**SELECTED TEXT**
— begin —

Hello everyone,
We upgraded from Apache 2.4.12 to 2.4.18 on a public facing webserver which proxies requests to backend servers. Initially when we cut-over to the webserver running the newer version (2.4.18), all traffic seemed to flow normally. But a few days onwards,
we received a report from one of our customers that they were experiencing random outages. The outage would manifest itself in a browser page "This site can't be reached", "ERR_CONNECTION_TIMED_OUT". As far as we were aware, this is the only customer experiencing
this issue and to report of it. After looking through all available logs for Apache and otherwise, we could not identify what was causing this nor where this was occurring. So we decided to setup some packet capturing (tcpdumps) from both ends between us
and this customer. What we observed was the following:
Packet captures on border firewall showed the SSL handshake failing during ECDH negotiations, after the server hello message was received on the client. The return packet was a ‘bad_record_mac’ alert message, alert code 20.
Because of this, we decided to make the following changes:
During trouble shooting the TIME_WAIT value was increased on the firewall to allow enough time for a response, this did not resolve the issue. The firewall was then configured for TCP by-pass for the IP addresses having the communication issues, this did
not resolve the issue either. The firewall is a Cisco ASA 5545 running v 9.8(3)29.
While comparing the Apache setup we had running 2.4.12 and 2.4.18, we found out that we were running the "event" mpm on 2.4.18 vs "worker" mpm on 2.4.12. Reading on the differences between both of these mpm types, we immediately thought this could have
played a part in this because of how sockets are handled. We reverted the mpm back to "worker" on the newer Apache version. We tested again and this customer still experienced the same random issues.

— end —

**INFORMATION GIVEN**
— begin —

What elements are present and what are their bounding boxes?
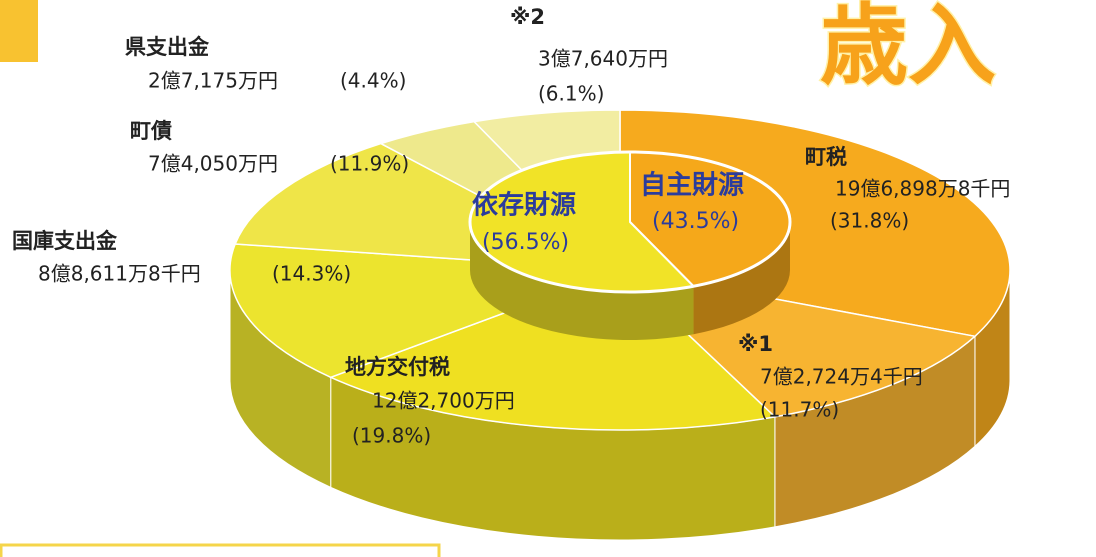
slice-value-label: (31.8%) <box>830 209 909 233</box>
group-side <box>693 222 790 335</box>
slice-value-label: (11.7%) <box>760 398 839 422</box>
pie <box>229 109 1011 541</box>
slice-value-label: (19.8%) <box>352 424 431 448</box>
slice-value-label: (11.9%) <box>330 152 409 176</box>
group-name: 自主財源 <box>640 170 744 201</box>
slice-name: 国庫支出金 <box>12 229 118 253</box>
group-side <box>470 222 694 340</box>
group-name: 依存財源 <box>472 191 576 221</box>
slice <box>328 269 777 431</box>
slice-amount: 8億8,611万8千円 <box>38 262 201 286</box>
group-value-label: (43.5%) <box>652 209 739 234</box>
slice-amount: 7億2,724万4千円 <box>760 365 923 389</box>
slice-amount: 2億7,175万円 <box>148 69 278 93</box>
slice-name: 地方交付税 <box>345 355 450 379</box>
slice-amount: 19億6,898万8千円 <box>835 177 1010 201</box>
group-value-label: (56.5%) <box>482 230 569 255</box>
slice-name: 県支出金 <box>125 35 210 59</box>
slice-name: ※2 <box>510 5 545 29</box>
disk-rim <box>468 150 792 294</box>
slice-amount: 12億2,700万円 <box>372 389 515 413</box>
slice-name: 町税 <box>805 145 847 169</box>
slice-name: 町債 <box>130 119 172 143</box>
note-box <box>0 543 441 557</box>
corner-tab <box>0 0 38 62</box>
slice-value-label: (6.1%) <box>538 82 604 106</box>
slice-value-label: (14.3%) <box>272 262 351 286</box>
slice-amount: 3億7,640万円 <box>538 47 668 71</box>
chart-title: 歳入 <box>820 0 996 97</box>
slice-value-label: (4.4%) <box>340 69 406 93</box>
slice-amount: 7億4,050万円 <box>148 152 278 176</box>
slice-name: ※1 <box>738 332 773 356</box>
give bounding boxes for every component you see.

— end —

**CHALLENGES**
#1 List each change the Apache upgrade post says was tried to fix the outages that did not resolve them.
#2 Write what comes next in the Apache upgrade post, picking up right after its final sentence.
The records are separate from the Apache upgrade post.

**EXERCISE RESPONSES**
#1
- Increased the TIME_WAIT value on the firewall
- Configured the firewall for TCP by-pass for the IP addresses having the communication issues
- Reverted the mpm from "event" back to "worker" on Apache 2.4.18

#2
Additional information:
- Customer uses one single destination IP address where all of these requests are coming from for all of their employees' traffic to access our application.
- There seems to be a correlation between high peak traffic time for this customer and the likely occurrence of these events. So as stated all traffic is coming from one single destination IP address and there could be 200+ users on our system at that
given time.
- Customer reports less occurrence of this issue outside of their high peak traffic times.
- We've tuned the ListenBacklog to 99999 with no noticeable impact on this issue, although we believe it could have played a part in a separate issue not within this scope.
Any help would greatly be appreciated as we are out of ideas and this customer has not been very friendly in helping us help them with this issue. We've had to revert back to running on Apache 2.4.12 which we would like to upgrade from.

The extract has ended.